_Set problem_
Wherever "index" appears in a line, copy that line.

───

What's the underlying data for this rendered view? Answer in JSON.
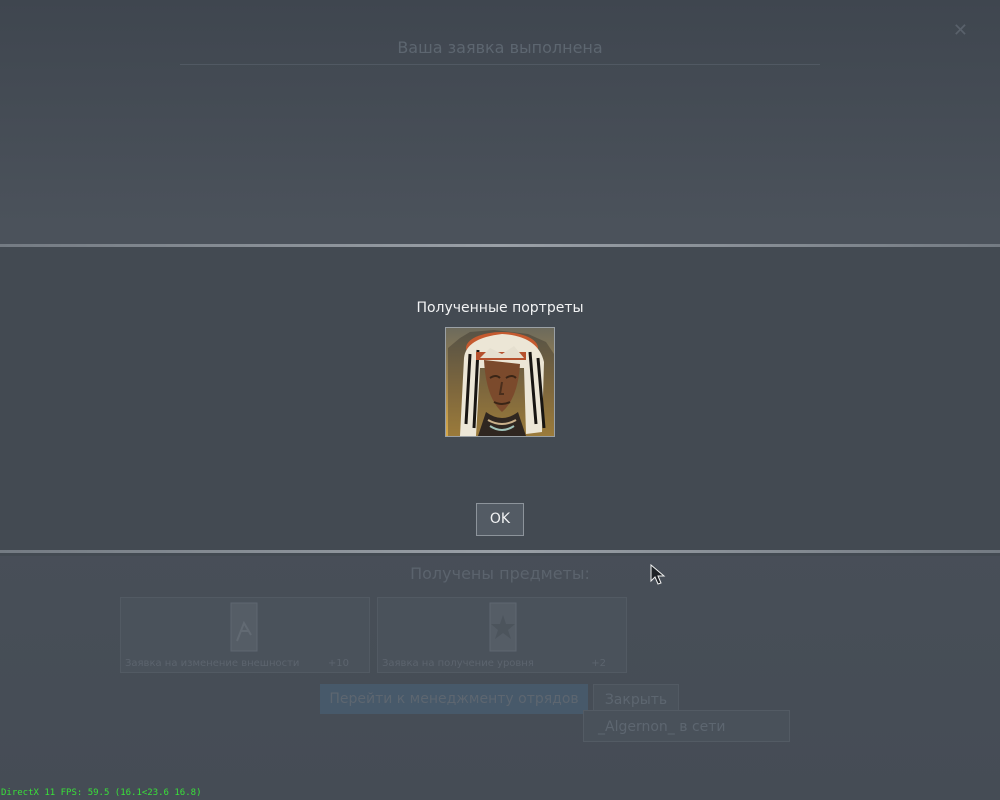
{
  "background": {
    "title": "Ваша заявка выполнена",
    "received_items_title": "Получены предметы:",
    "items": [
      {
        "label": "Заявка на изменение внешности",
        "count": "+10"
      },
      {
        "label": "Заявка на получение уровня",
        "count": "+2"
      }
    ],
    "primary_button": "Перейти к менеджменту отрядов",
    "close_button": "Закрыть",
    "status_text": "_Algernon_ в сети"
  },
  "modal": {
    "heading": "Полученные портреты",
    "ok_label": "OK"
  },
  "fps_text": "DirectX 11 FPS: 59.5 (16.1<23.6 16.8)",
  "colors": {
    "background": "#454c55",
    "modal_band": "#434a52",
    "fps_green": "#39e039",
    "primary_button": "#47596a"
  },
  "icons": [
    "close-icon",
    "portrait-image",
    "item-scroll-icon",
    "item-star-icon",
    "cursor-icon"
  ]
}
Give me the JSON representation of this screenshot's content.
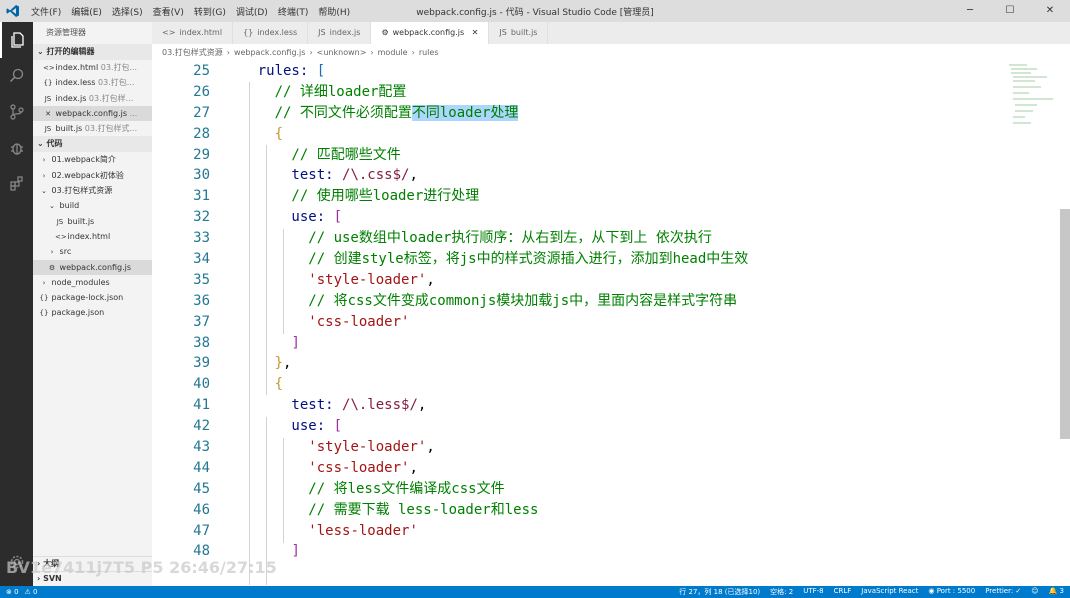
{
  "titlebar": {
    "menu": [
      "文件(F)",
      "编辑(E)",
      "选择(S)",
      "查看(V)",
      "转到(G)",
      "调试(D)",
      "终端(T)",
      "帮助(H)"
    ],
    "title": "webpack.config.js - 代码 - Visual Studio Code [管理员]",
    "minimize": "─",
    "maximize": "☐",
    "close": "✕"
  },
  "activity": {
    "explorer_icon": "files-icon",
    "search_icon": "search-icon",
    "scm_icon": "source-control-icon",
    "debug_icon": "debug-icon",
    "ext_icon": "extensions-icon",
    "settings_icon": "gear-icon"
  },
  "sidebar": {
    "title": "资源管理器",
    "open_editors_label": "打开的编辑器",
    "open_editors": [
      {
        "icon": "<>",
        "name": "index.html",
        "dim": "03.打包..."
      },
      {
        "icon": "{}",
        "name": "index.less",
        "dim": "03.打包..."
      },
      {
        "icon": "JS",
        "name": "index.js",
        "dim": "03.打包样..."
      },
      {
        "icon": "✕",
        "name": "webpack.config.js",
        "dim": "..."
      },
      {
        "icon": "JS",
        "name": "built.js",
        "dim": "03.打包样式..."
      }
    ],
    "project_label": "代码",
    "tree": [
      {
        "icon": "›",
        "name": "01.webpack简介",
        "indent": 6
      },
      {
        "icon": "›",
        "name": "02.webpack初体验",
        "indent": 6
      },
      {
        "icon": "⌄",
        "name": "03.打包样式资源",
        "indent": 6
      },
      {
        "icon": "⌄",
        "name": "build",
        "indent": 14
      },
      {
        "icon": "JS",
        "name": "built.js",
        "indent": 22
      },
      {
        "icon": "<>",
        "name": "index.html",
        "indent": 22
      },
      {
        "icon": "›",
        "name": "src",
        "indent": 14
      },
      {
        "icon": "⚙",
        "name": "webpack.config.js",
        "indent": 14
      },
      {
        "icon": "›",
        "name": "node_modules",
        "indent": 6
      },
      {
        "icon": "{}",
        "name": "package-lock.json",
        "indent": 6
      },
      {
        "icon": "{}",
        "name": "package.json",
        "indent": 6
      }
    ],
    "outline_label": "大纲",
    "svn_label": "SVN"
  },
  "tabs": [
    {
      "icon": "<>",
      "label": "index.html",
      "active": false
    },
    {
      "icon": "{}",
      "label": "index.less",
      "active": false
    },
    {
      "icon": "JS",
      "label": "index.js",
      "active": false
    },
    {
      "icon": "⚙",
      "label": "webpack.config.js",
      "active": true,
      "close": "✕"
    },
    {
      "icon": "JS",
      "label": "built.js",
      "active": false
    }
  ],
  "breadcrumb": [
    "03.打包样式资源",
    "›",
    "webpack.config.js",
    "›",
    "<unknown>",
    "›",
    "module",
    "›",
    "rules"
  ],
  "editor": {
    "line_numbers": [
      "25",
      "26",
      "27",
      "28",
      "29",
      "30",
      "31",
      "32",
      "33",
      "34",
      "35",
      "36",
      "37",
      "38",
      "39",
      "40",
      "41",
      "42",
      "43",
      "44",
      "45",
      "46",
      "47",
      "48"
    ],
    "lines": [
      [
        {
          "t": "    rules: ",
          "c": "tok-key"
        },
        {
          "t": "[",
          "c": "tok-br3"
        }
      ],
      [
        {
          "t": "      // 详细loader配置",
          "c": "tok-com"
        }
      ],
      [
        {
          "t": "      // 不同文件必须配置",
          "c": "tok-com"
        },
        {
          "t": "不同loader处理",
          "c": "tok-com tok-sel"
        }
      ],
      [
        {
          "t": "      ",
          "c": ""
        },
        {
          "t": "{",
          "c": "tok-br1"
        }
      ],
      [
        {
          "t": "        // 匹配哪些文件",
          "c": "tok-com"
        }
      ],
      [
        {
          "t": "        test: ",
          "c": "tok-key"
        },
        {
          "t": "/\\.css$/",
          "c": "tok-re"
        },
        {
          "t": ",",
          "c": ""
        }
      ],
      [
        {
          "t": "        // 使用哪些loader进行处理",
          "c": "tok-com"
        }
      ],
      [
        {
          "t": "        use: ",
          "c": "tok-key"
        },
        {
          "t": "[",
          "c": "tok-br2"
        }
      ],
      [
        {
          "t": "          // use数组中loader执行顺序：从右到左，从下到上 依次执行",
          "c": "tok-com"
        }
      ],
      [
        {
          "t": "          // 创建style标签，将js中的样式资源插入进行，添加到head中生效",
          "c": "tok-com"
        }
      ],
      [
        {
          "t": "          ",
          "c": ""
        },
        {
          "t": "'style-loader'",
          "c": "tok-str"
        },
        {
          "t": ",",
          "c": ""
        }
      ],
      [
        {
          "t": "          // 将css文件变成commonjs模块加载js中，里面内容是样式字符串",
          "c": "tok-com"
        }
      ],
      [
        {
          "t": "          ",
          "c": ""
        },
        {
          "t": "'css-loader'",
          "c": "tok-str"
        }
      ],
      [
        {
          "t": "        ",
          "c": ""
        },
        {
          "t": "]",
          "c": "tok-br2"
        }
      ],
      [
        {
          "t": "      ",
          "c": ""
        },
        {
          "t": "}",
          "c": "tok-br1"
        },
        {
          "t": ",",
          "c": ""
        }
      ],
      [
        {
          "t": "      ",
          "c": ""
        },
        {
          "t": "{",
          "c": "tok-br1"
        }
      ],
      [
        {
          "t": "        test: ",
          "c": "tok-key"
        },
        {
          "t": "/\\.less$/",
          "c": "tok-re"
        },
        {
          "t": ",",
          "c": ""
        }
      ],
      [
        {
          "t": "        use: ",
          "c": "tok-key"
        },
        {
          "t": "[",
          "c": "tok-br2"
        }
      ],
      [
        {
          "t": "          ",
          "c": ""
        },
        {
          "t": "'style-loader'",
          "c": "tok-str"
        },
        {
          "t": ",",
          "c": ""
        }
      ],
      [
        {
          "t": "          ",
          "c": ""
        },
        {
          "t": "'css-loader'",
          "c": "tok-str"
        },
        {
          "t": ",",
          "c": ""
        }
      ],
      [
        {
          "t": "          // 将less文件编译成css文件",
          "c": "tok-com"
        }
      ],
      [
        {
          "t": "          // 需要下载 less-loader和less",
          "c": "tok-com"
        }
      ],
      [
        {
          "t": "          ",
          "c": ""
        },
        {
          "t": "'less-loader'",
          "c": "tok-str"
        }
      ],
      [
        {
          "t": "        ",
          "c": ""
        },
        {
          "t": "]",
          "c": "tok-br2"
        }
      ]
    ]
  },
  "statusbar": {
    "errors": "⊗ 0",
    "warnings": "⚠ 0",
    "position": "行 27，列 18 (已选择10)",
    "spaces": "空格: 2",
    "encoding": "UTF-8",
    "eol": "CRLF",
    "language": "JavaScript React",
    "port": "◉ Port : 5500",
    "prettier": "Prettier: ✓",
    "feedback": "☺",
    "notifications": "🔔 3"
  },
  "watermark": "BV1e7411j7T5 P5 26:46/27:15"
}
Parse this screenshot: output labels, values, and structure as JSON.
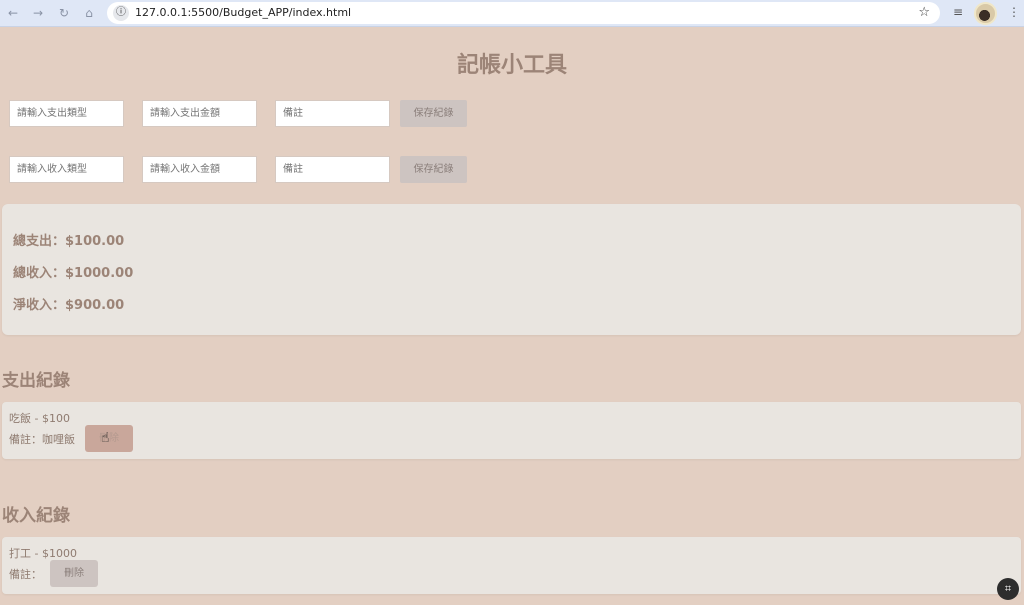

───

_Answer in full_
        "name": "index.html",
        "name": "index.less",
        "name": "index.js",
        "name": "index.html",
      "label": "index.html",
      "label": "index.less",
      "label": "index.js",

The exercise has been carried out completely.